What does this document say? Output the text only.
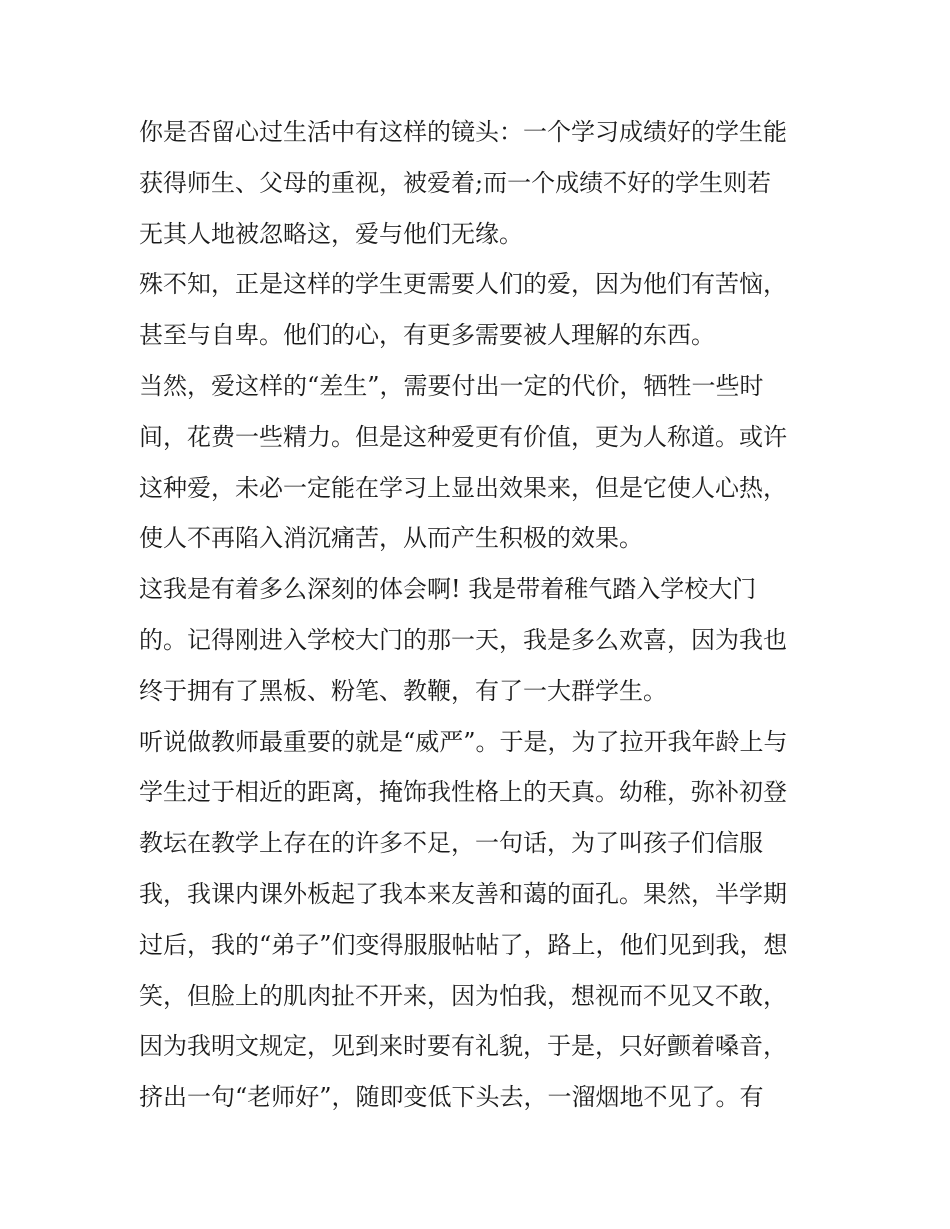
你是否留心过生活中有这样的镜头：一个学习成绩好的学生能
获得师生、父母的重视，被爱着;而一个成绩不好的学生则若
无其人地被忽略这，爱与他们无缘。
殊不知，正是这样的学生更需要人们的爱，因为他们有苦恼，
甚至与自卑。他们的心，有更多需要被人理解的东西。
当然，爱这样的“差生”，需要付出一定的代价，牺牲一些时
间，花费一些精力。但是这种爱更有价值，更为人称道。或许
这种爱，未必一定能在学习上显出效果来，但是它使人心热，
使人不再陷入消沉痛苦，从而产生积极的效果。
这我是有着多么深刻的体会啊! 我是带着稚气踏入学校大门
的。记得刚进入学校大门的那一天，我是多么欢喜，因为我也
终于拥有了黑板、粉笔、教鞭，有了一大群学生。
听说做教师最重要的就是“威严”。于是，为了拉开我年龄上与
学生过于相近的距离，掩饰我性格上的天真。幼稚，弥补初登
教坛在教学上存在的许多不足，一句话，为了叫孩子们信服
我，我课内课外板起了我本来友善和蔼的面孔。果然，半学期
过后，我的“弟子”们变得服服帖帖了，路上，他们见到我，想
笑，但脸上的肌肉扯不开来，因为怕我，想视而不见又不敢，
因为我明文规定，见到来时要有礼貌，于是，只好颤着嗓音，
挤出一句“老师好”，随即变低下头去，一溜烟地不见了。有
- - - - - - -
» WHAT NEEDS TO BE DONE
Transcribe the whole listing exactly. Pictures are excluded.

» CORRECT RESPONSE
What does this document say? Output the text only.
你是否留心过生活中有这样的镜头：一个学习成绩好的学生能
获得师生、父母的重视，被爱着;而一个成绩不好的学生则若
无其人地被忽略这，爱与他们无缘。
殊不知，正是这样的学生更需要人们的爱，因为他们有苦恼，
甚至与自卑。他们的心，有更多需要被人理解的东西。
当然，爱这样的“差生”，需要付出一定的代价，牺牲一些时
间，花费一些精力。但是这种爱更有价值，更为人称道。或许
这种爱，未必一定能在学习上显出效果来，但是它使人心热，
使人不再陷入消沉痛苦，从而产生积极的效果。
这我是有着多么深刻的体会啊! 我是带着稚气踏入学校大门
的。记得刚进入学校大门的那一天，我是多么欢喜，因为我也
终于拥有了黑板、粉笔、教鞭，有了一大群学生。
听说做教师最重要的就是“威严”。于是，为了拉开我年龄上与
学生过于相近的距离，掩饰我性格上的天真。幼稚，弥补初登
教坛在教学上存在的许多不足，一句话，为了叫孩子们信服
我，我课内课外板起了我本来友善和蔼的面孔。果然，半学期
过后，我的“弟子”们变得服服帖帖了，路上，他们见到我，想
笑，但脸上的肌肉扯不开来，因为怕我，想视而不见又不敢，
因为我明文规定，见到来时要有礼貌，于是，只好颤着嗓音，
挤出一句“老师好”，随即变低下头去，一溜烟地不见了。有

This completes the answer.